- _What is being asked_
Give the listing below again in full, exactly as written.

+++ Data listing +++

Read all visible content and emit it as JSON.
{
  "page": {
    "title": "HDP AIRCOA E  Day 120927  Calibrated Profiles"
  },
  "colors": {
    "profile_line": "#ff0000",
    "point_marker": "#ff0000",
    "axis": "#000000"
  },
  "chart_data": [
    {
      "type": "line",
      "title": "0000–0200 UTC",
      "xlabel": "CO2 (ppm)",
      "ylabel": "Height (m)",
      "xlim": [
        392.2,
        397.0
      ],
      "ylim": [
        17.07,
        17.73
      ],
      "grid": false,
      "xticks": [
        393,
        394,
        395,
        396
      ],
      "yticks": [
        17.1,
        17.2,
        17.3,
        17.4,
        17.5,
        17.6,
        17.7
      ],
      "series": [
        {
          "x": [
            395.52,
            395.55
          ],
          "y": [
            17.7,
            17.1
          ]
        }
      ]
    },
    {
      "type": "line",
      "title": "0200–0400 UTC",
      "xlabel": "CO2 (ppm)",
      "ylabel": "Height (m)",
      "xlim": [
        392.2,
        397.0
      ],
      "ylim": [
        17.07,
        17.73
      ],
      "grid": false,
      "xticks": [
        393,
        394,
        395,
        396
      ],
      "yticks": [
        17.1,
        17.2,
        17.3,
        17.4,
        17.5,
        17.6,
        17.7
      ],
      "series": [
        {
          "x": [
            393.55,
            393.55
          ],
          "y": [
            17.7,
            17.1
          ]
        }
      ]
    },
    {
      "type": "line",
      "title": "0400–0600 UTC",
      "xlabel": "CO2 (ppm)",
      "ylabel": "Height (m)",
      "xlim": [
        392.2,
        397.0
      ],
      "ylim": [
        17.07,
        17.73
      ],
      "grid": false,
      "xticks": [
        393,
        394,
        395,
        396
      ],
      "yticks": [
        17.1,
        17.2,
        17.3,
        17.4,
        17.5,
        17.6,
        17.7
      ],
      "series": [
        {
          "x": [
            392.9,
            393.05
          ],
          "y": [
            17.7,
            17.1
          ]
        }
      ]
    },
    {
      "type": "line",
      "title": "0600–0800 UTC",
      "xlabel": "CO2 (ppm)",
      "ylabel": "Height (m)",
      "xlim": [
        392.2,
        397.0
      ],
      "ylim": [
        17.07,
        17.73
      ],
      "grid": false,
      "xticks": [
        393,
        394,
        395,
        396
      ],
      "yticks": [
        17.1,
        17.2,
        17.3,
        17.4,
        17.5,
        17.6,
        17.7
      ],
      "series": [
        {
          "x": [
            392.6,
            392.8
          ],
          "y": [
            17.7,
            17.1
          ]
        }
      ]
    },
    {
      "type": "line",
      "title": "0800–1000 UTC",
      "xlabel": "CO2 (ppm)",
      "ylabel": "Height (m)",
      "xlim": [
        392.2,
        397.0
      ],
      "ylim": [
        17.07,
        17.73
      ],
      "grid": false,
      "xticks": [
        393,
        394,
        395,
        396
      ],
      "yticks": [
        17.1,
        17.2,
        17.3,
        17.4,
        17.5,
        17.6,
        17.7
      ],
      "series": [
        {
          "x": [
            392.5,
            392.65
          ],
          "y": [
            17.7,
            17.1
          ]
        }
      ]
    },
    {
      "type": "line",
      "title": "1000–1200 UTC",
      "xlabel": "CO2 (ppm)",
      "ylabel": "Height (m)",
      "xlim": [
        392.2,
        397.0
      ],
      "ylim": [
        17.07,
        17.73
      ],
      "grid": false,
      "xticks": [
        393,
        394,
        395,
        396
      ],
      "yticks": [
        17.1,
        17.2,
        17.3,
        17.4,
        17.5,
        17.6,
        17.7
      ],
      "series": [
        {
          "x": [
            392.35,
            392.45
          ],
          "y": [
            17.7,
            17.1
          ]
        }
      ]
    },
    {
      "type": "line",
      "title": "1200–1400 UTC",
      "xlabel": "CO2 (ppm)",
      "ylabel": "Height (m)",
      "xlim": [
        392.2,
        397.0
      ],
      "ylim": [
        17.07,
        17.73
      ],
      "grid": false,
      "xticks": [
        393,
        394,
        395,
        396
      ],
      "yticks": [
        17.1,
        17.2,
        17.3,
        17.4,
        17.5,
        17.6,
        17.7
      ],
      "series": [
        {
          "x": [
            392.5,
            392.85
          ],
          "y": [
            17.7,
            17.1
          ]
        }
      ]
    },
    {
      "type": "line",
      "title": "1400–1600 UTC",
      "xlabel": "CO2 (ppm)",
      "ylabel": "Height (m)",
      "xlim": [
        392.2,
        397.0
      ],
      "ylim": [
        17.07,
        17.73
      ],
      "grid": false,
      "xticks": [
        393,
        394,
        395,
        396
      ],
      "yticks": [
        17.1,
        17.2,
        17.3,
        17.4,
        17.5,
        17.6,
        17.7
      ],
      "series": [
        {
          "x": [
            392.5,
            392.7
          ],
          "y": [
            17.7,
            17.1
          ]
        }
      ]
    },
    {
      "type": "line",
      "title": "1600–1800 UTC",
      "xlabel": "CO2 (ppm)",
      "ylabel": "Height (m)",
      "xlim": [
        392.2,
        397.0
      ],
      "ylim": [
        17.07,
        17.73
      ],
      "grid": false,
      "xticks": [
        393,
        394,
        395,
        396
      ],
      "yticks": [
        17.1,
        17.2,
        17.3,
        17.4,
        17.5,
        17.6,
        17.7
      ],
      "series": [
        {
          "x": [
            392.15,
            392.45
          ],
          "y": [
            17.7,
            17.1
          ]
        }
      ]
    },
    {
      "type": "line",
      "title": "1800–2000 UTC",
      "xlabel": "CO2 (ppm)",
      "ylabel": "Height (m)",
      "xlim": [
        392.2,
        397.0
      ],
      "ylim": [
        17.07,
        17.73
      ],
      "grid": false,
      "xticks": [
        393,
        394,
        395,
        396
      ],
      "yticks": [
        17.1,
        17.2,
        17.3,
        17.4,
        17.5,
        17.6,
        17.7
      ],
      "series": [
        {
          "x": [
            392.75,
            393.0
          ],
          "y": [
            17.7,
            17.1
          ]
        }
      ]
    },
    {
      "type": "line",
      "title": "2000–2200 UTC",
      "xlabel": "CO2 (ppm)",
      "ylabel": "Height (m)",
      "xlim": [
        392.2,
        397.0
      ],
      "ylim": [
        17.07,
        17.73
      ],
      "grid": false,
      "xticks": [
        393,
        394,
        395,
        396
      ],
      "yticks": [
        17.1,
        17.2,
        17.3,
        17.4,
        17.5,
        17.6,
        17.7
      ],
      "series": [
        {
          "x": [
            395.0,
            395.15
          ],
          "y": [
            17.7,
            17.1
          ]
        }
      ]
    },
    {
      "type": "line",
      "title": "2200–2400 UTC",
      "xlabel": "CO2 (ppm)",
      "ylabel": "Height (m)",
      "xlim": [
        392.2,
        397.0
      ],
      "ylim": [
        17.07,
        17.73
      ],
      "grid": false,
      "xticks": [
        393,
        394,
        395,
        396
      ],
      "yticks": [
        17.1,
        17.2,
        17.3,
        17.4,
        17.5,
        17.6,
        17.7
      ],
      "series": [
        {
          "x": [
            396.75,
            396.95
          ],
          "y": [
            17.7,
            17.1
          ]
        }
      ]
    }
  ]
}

+++

- _Result for this task_
Read all visible content and emit it as JSON.
{
  "page": {
    "title": "HDP AIRCOA E  Day 120927  Calibrated Profiles"
  },
  "colors": {
    "profile_line": "#ff0000",
    "point_marker": "#ff0000",
    "axis": "#000000"
  },
  "chart_data": [
    {
      "type": "line",
      "title": "0000–0200 UTC",
      "xlabel": "CO2 (ppm)",
      "ylabel": "Height (m)",
      "xlim": [
        392.2,
        397.0
      ],
      "ylim": [
        17.07,
        17.73
      ],
      "grid": false,
      "xticks": [
        393,
        394,
        395,
        396
      ],
      "yticks": [
        17.1,
        17.2,
        17.3,
        17.4,
        17.5,
        17.6,
        17.7
      ],
      "series": [
        {
          "x": [
            395.52,
            395.55
          ],
          "y": [
            17.7,
            17.1
          ]
        }
      ]
    },
    {
      "type": "line",
      "title": "0200–0400 UTC",
      "xlabel": "CO2 (ppm)",
      "ylabel": "Height (m)",
      "xlim": [
        392.2,
        397.0
      ],
      "ylim": [
        17.07,
        17.73
      ],
      "grid": false,
      "xticks": [
        393,
        394,
        395,
        396
      ],
      "yticks": [
        17.1,
        17.2,
        17.3,
        17.4,
        17.5,
        17.6,
        17.7
      ],
      "series": [
        {
          "x": [
            393.55,
            393.55
          ],
          "y": [
            17.7,
            17.1
          ]
        }
      ]
    },
    {
      "type": "line",
      "title": "0400–0600 UTC",
      "xlabel": "CO2 (ppm)",
      "ylabel": "Height (m)",
      "xlim": [
        392.2,
        397.0
      ],
      "ylim": [
        17.07,
        17.73
      ],
      "grid": false,
      "xticks": [
        393,
        394,
        395,
        396
      ],
      "yticks": [
        17.1,
        17.2,
        17.3,
        17.4,
        17.5,
        17.6,
        17.7
      ],
      "series": [
        {
          "x": [
            392.9,
            393.05
          ],
          "y": [
            17.7,
            17.1
          ]
        }
      ]
    },
    {
      "type": "line",
      "title": "0600–0800 UTC",
      "xlabel": "CO2 (ppm)",
      "ylabel": "Height (m)",
      "xlim": [
        392.2,
        397.0
      ],
      "ylim": [
        17.07,
        17.73
      ],
      "grid": false,
      "xticks": [
        393,
        394,
        395,
        396
      ],
      "yticks": [
        17.1,
        17.2,
        17.3,
        17.4,
        17.5,
        17.6,
        17.7
      ],
      "series": [
        {
          "x": [
            392.6,
            392.8
          ],
          "y": [
            17.7,
            17.1
          ]
        }
      ]
    },
    {
      "type": "line",
      "title": "0800–1000 UTC",
      "xlabel": "CO2 (ppm)",
      "ylabel": "Height (m)",
      "xlim": [
        392.2,
        397.0
      ],
      "ylim": [
        17.07,
        17.73
      ],
      "grid": false,
      "xticks": [
        393,
        394,
        395,
        396
      ],
      "yticks": [
        17.1,
        17.2,
        17.3,
        17.4,
        17.5,
        17.6,
        17.7
      ],
      "series": [
        {
          "x": [
            392.5,
            392.65
          ],
          "y": [
            17.7,
            17.1
          ]
        }
      ]
    },
    {
      "type": "line",
      "title": "1000–1200 UTC",
      "xlabel": "CO2 (ppm)",
      "ylabel": "Height (m)",
      "xlim": [
        392.2,
        397.0
      ],
      "ylim": [
        17.07,
        17.73
      ],
      "grid": false,
      "xticks": [
        393,
        394,
        395,
        396
      ],
      "yticks": [
        17.1,
        17.2,
        17.3,
        17.4,
        17.5,
        17.6,
        17.7
      ],
      "series": [
        {
          "x": [
            392.35,
            392.45
          ],
          "y": [
            17.7,
            17.1
          ]
        }
      ]
    },
    {
      "type": "line",
      "title": "1200–1400 UTC",
      "xlabel": "CO2 (ppm)",
      "ylabel": "Height (m)",
      "xlim": [
        392.2,
        397.0
      ],
      "ylim": [
        17.07,
        17.73
      ],
      "grid": false,
      "xticks": [
        393,
        394,
        395,
        396
      ],
      "yticks": [
        17.1,
        17.2,
        17.3,
        17.4,
        17.5,
        17.6,
        17.7
      ],
      "series": [
        {
          "x": [
            392.5,
            392.85
          ],
          "y": [
            17.7,
            17.1
          ]
        }
      ]
    },
    {
      "type": "line",
      "title": "1400–1600 UTC",
      "xlabel": "CO2 (ppm)",
      "ylabel": "Height (m)",
      "xlim": [
        392.2,
        397.0
      ],
      "ylim": [
        17.07,
        17.73
      ],
      "grid": false,
      "xticks": [
        393,
        394,
        395,
        396
      ],
      "yticks": [
        17.1,
        17.2,
        17.3,
        17.4,
        17.5,
        17.6,
        17.7
      ],
      "series": [
        {
          "x": [
            392.5,
            392.7
          ],
          "y": [
            17.7,
            17.1
          ]
        }
      ]
    },
    {
      "type": "line",
      "title": "1600–1800 UTC",
      "xlabel": "CO2 (ppm)",
      "ylabel": "Height (m)",
      "xlim": [
        392.2,
        397.0
      ],
      "ylim": [
        17.07,
        17.73
      ],
      "grid": false,
      "xticks": [
        393,
        394,
        395,
        396
      ],
      "yticks": [
        17.1,
        17.2,
        17.3,
        17.4,
        17.5,
        17.6,
        17.7
      ],
      "series": [
        {
          "x": [
            392.15,
            392.45
          ],
          "y": [
            17.7,
            17.1
          ]
        }
      ]
    },
    {
      "type": "line",
      "title": "1800–2000 UTC",
      "xlabel": "CO2 (ppm)",
      "ylabel": "Height (m)",
      "xlim": [
        392.2,
        397.0
      ],
      "ylim": [
        17.07,
        17.73
      ],
      "grid": false,
      "xticks": [
        393,
        394,
        395,
        396
      ],
      "yticks": [
        17.1,
        17.2,
        17.3,
        17.4,
        17.5,
        17.6,
        17.7
      ],
      "series": [
        {
          "x": [
            392.75,
            393.0
          ],
          "y": [
            17.7,
            17.1
          ]
        }
      ]
    },
    {
      "type": "line",
      "title": "2000–2200 UTC",
      "xlabel": "CO2 (ppm)",
      "ylabel": "Height (m)",
      "xlim": [
        392.2,
        397.0
      ],
      "ylim": [
        17.07,
        17.73
      ],
      "grid": false,
      "xticks": [
        393,
        394,
        395,
        396
      ],
      "yticks": [
        17.1,
        17.2,
        17.3,
        17.4,
        17.5,
        17.6,
        17.7
      ],
      "series": [
        {
          "x": [
            395.0,
            395.15
          ],
          "y": [
            17.7,
            17.1
          ]
        }
      ]
    },
    {
      "type": "line",
      "title": "2200–2400 UTC",
      "xlabel": "CO2 (ppm)",
      "ylabel": "Height (m)",
      "xlim": [
        392.2,
        397.0
      ],
      "ylim": [
        17.07,
        17.73
      ],
      "grid": false,
      "xticks": [
        393,
        394,
        395,
        396
      ],
      "yticks": [
        17.1,
        17.2,
        17.3,
        17.4,
        17.5,
        17.6,
        17.7
      ],
      "series": [
        {
          "x": [
            396.75,
            396.95
          ],
          "y": [
            17.7,
            17.1
          ]
        }
      ]
    }
  ]
}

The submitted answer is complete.